> [OBJECTIVE]: Each entry below is to be duplicated verbatim.

# THE DATA start

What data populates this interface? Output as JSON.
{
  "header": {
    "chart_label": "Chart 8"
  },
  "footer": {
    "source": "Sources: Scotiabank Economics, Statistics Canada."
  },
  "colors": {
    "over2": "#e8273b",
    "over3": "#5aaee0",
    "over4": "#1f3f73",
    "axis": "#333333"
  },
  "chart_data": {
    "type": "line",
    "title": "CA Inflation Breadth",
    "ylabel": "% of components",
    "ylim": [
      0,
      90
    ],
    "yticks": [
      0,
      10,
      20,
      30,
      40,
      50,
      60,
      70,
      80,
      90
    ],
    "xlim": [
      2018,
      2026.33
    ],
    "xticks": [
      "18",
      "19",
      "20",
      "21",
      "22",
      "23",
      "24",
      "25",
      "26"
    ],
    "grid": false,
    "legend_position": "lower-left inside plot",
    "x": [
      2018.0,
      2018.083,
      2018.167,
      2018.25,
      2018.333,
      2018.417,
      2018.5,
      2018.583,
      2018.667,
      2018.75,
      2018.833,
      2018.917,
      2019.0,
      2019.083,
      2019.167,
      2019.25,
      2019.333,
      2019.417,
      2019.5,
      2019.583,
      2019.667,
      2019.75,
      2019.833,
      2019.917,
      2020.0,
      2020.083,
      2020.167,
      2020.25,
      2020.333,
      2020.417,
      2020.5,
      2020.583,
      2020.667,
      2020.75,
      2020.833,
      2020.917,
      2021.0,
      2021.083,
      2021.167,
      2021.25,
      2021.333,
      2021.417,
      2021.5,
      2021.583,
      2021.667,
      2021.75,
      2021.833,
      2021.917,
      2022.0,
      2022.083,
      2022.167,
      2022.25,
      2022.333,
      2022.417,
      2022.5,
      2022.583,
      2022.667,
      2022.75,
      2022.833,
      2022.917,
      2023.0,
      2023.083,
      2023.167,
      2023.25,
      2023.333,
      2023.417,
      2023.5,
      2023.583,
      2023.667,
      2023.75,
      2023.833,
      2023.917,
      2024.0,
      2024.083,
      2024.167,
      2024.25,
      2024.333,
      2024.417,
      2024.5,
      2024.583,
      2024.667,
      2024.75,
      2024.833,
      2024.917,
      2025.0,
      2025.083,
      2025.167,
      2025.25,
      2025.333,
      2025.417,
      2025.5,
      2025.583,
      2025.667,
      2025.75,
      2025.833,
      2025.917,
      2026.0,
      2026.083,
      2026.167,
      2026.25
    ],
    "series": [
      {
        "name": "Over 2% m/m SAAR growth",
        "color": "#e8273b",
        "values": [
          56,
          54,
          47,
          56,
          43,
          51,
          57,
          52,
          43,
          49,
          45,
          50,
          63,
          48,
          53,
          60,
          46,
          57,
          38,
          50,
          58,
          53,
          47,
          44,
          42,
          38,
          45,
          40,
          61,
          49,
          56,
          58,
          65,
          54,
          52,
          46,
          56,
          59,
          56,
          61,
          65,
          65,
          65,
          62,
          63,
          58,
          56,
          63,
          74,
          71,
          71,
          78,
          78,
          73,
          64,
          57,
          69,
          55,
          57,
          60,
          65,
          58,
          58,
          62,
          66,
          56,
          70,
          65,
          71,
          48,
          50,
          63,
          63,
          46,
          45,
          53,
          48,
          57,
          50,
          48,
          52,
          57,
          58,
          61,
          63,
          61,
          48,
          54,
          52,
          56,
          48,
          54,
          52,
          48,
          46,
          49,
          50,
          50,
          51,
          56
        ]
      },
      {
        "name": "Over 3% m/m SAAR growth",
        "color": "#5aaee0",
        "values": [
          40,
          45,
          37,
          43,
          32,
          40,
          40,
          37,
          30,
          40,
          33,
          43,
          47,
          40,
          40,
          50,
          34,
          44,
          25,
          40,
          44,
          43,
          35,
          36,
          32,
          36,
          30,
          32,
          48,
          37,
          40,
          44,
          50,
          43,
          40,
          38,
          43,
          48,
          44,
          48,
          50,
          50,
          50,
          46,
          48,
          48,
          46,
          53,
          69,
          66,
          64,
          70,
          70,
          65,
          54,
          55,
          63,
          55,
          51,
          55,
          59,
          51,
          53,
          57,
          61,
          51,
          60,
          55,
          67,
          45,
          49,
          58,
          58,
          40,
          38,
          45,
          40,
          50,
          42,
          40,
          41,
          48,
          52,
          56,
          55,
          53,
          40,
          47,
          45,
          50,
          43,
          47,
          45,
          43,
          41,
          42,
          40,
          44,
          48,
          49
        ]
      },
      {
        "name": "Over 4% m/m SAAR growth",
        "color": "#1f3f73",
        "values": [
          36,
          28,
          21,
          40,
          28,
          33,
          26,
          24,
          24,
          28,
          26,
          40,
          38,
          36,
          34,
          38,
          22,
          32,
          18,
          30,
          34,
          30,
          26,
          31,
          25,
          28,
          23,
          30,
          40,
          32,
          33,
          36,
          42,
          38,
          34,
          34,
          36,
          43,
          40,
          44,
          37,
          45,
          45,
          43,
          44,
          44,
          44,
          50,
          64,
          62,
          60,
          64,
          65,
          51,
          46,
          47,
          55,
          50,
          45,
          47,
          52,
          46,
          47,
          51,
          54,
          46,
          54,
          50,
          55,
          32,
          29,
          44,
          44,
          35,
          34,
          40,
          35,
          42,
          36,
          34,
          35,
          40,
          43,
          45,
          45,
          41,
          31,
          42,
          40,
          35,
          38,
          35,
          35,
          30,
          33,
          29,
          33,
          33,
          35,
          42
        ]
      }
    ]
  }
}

# THE DATA end

> [RESULT OF THIS TASK]:
What data populates this interface? Output as JSON.
{
  "header": {
    "chart_label": "Chart 8"
  },
  "footer": {
    "source": "Sources: Scotiabank Economics, Statistics Canada."
  },
  "colors": {
    "over2": "#e8273b",
    "over3": "#5aaee0",
    "over4": "#1f3f73",
    "axis": "#333333"
  },
  "chart_data": {
    "type": "line",
    "title": "CA Inflation Breadth",
    "ylabel": "% of components",
    "ylim": [
      0,
      90
    ],
    "yticks": [
      0,
      10,
      20,
      30,
      40,
      50,
      60,
      70,
      80,
      90
    ],
    "xlim": [
      2018,
      2026.33
    ],
    "xticks": [
      "18",
      "19",
      "20",
      "21",
      "22",
      "23",
      "24",
      "25",
      "26"
    ],
    "grid": false,
    "legend_position": "lower-left inside plot",
    "x": [
      2018.0,
      2018.083,
      2018.167,
      2018.25,
      2018.333,
      2018.417,
      2018.5,
      2018.583,
      2018.667,
      2018.75,
      2018.833,
      2018.917,
      2019.0,
      2019.083,
      2019.167,
      2019.25,
      2019.333,
      2019.417,
      2019.5,
      2019.583,
      2019.667,
      2019.75,
      2019.833,
      2019.917,
      2020.0,
      2020.083,
      2020.167,
      2020.25,
      2020.333,
      2020.417,
      2020.5,
      2020.583,
      2020.667,
      2020.75,
      2020.833,
      2020.917,
      2021.0,
      2021.083,
      2021.167,
      2021.25,
      2021.333,
      2021.417,
      2021.5,
      2021.583,
      2021.667,
      2021.75,
      2021.833,
      2021.917,
      2022.0,
      2022.083,
      2022.167,
      2022.25,
      2022.333,
      2022.417,
      2022.5,
      2022.583,
      2022.667,
      2022.75,
      2022.833,
      2022.917,
      2023.0,
      2023.083,
      2023.167,
      2023.25,
      2023.333,
      2023.417,
      2023.5,
      2023.583,
      2023.667,
      2023.75,
      2023.833,
      2023.917,
      2024.0,
      2024.083,
      2024.167,
      2024.25,
      2024.333,
      2024.417,
      2024.5,
      2024.583,
      2024.667,
      2024.75,
      2024.833,
      2024.917,
      2025.0,
      2025.083,
      2025.167,
      2025.25,
      2025.333,
      2025.417,
      2025.5,
      2025.583,
      2025.667,
      2025.75,
      2025.833,
      2025.917,
      2026.0,
      2026.083,
      2026.167,
      2026.25
    ],
    "series": [
      {
        "name": "Over 2% m/m SAAR growth",
        "color": "#e8273b",
        "values": [
          56,
          54,
          47,
          56,
          43,
          51,
          57,
          52,
          43,
          49,
          45,
          50,
          63,
          48,
          53,
          60,
          46,
          57,
          38,
          50,
          58,
          53,
          47,
          44,
          42,
          38,
          45,
          40,
          61,
          49,
          56,
          58,
          65,
          54,
          52,
          46,
          56,
          59,
          56,
          61,
          65,
          65,
          65,
          62,
          63,
          58,
          56,
          63,
          74,
          71,
          71,
          78,
          78,
          73,
          64,
          57,
          69,
          55,
          57,
          60,
          65,
          58,
          58,
          62,
          66,
          56,
          70,
          65,
          71,
          48,
          50,
          63,
          63,
          46,
          45,
          53,
          48,
          57,
          50,
          48,
          52,
          57,
          58,
          61,
          63,
          61,
          48,
          54,
          52,
          56,
          48,
          54,
          52,
          48,
          46,
          49,
          50,
          50,
          51,
          56
        ]
      },
      {
        "name": "Over 3% m/m SAAR growth",
        "color": "#5aaee0",
        "values": [
          40,
          45,
          37,
          43,
          32,
          40,
          40,
          37,
          30,
          40,
          33,
          43,
          47,
          40,
          40,
          50,
          34,
          44,
          25,
          40,
          44,
          43,
          35,
          36,
          32,
          36,
          30,
          32,
          48,
          37,
          40,
          44,
          50,
          43,
          40,
          38,
          43,
          48,
          44,
          48,
          50,
          50,
          50,
          46,
          48,
          48,
          46,
          53,
          69,
          66,
          64,
          70,
          70,
          65,
          54,
          55,
          63,
          55,
          51,
          55,
          59,
          51,
          53,
          57,
          61,
          51,
          60,
          55,
          67,
          45,
          49,
          58,
          58,
          40,
          38,
          45,
          40,
          50,
          42,
          40,
          41,
          48,
          52,
          56,
          55,
          53,
          40,
          47,
          45,
          50,
          43,
          47,
          45,
          43,
          41,
          42,
          40,
          44,
          48,
          49
        ]
      },
      {
        "name": "Over 4% m/m SAAR growth",
        "color": "#1f3f73",
        "values": [
          36,
          28,
          21,
          40,
          28,
          33,
          26,
          24,
          24,
          28,
          26,
          40,
          38,
          36,
          34,
          38,
          22,
          32,
          18,
          30,
          34,
          30,
          26,
          31,
          25,
          28,
          23,
          30,
          40,
          32,
          33,
          36,
          42,
          38,
          34,
          34,
          36,
          43,
          40,
          44,
          37,
          45,
          45,
          43,
          44,
          44,
          44,
          50,
          64,
          62,
          60,
          64,
          65,
          51,
          46,
          47,
          55,
          50,
          45,
          47,
          52,
          46,
          47,
          51,
          54,
          46,
          54,
          50,
          55,
          32,
          29,
          44,
          44,
          35,
          34,
          40,
          35,
          42,
          36,
          34,
          35,
          40,
          43,
          45,
          45,
          41,
          31,
          42,
          40,
          35,
          38,
          35,
          35,
          30,
          33,
          29,
          33,
          33,
          35,
          42
        ]
      }
    ]
  }
}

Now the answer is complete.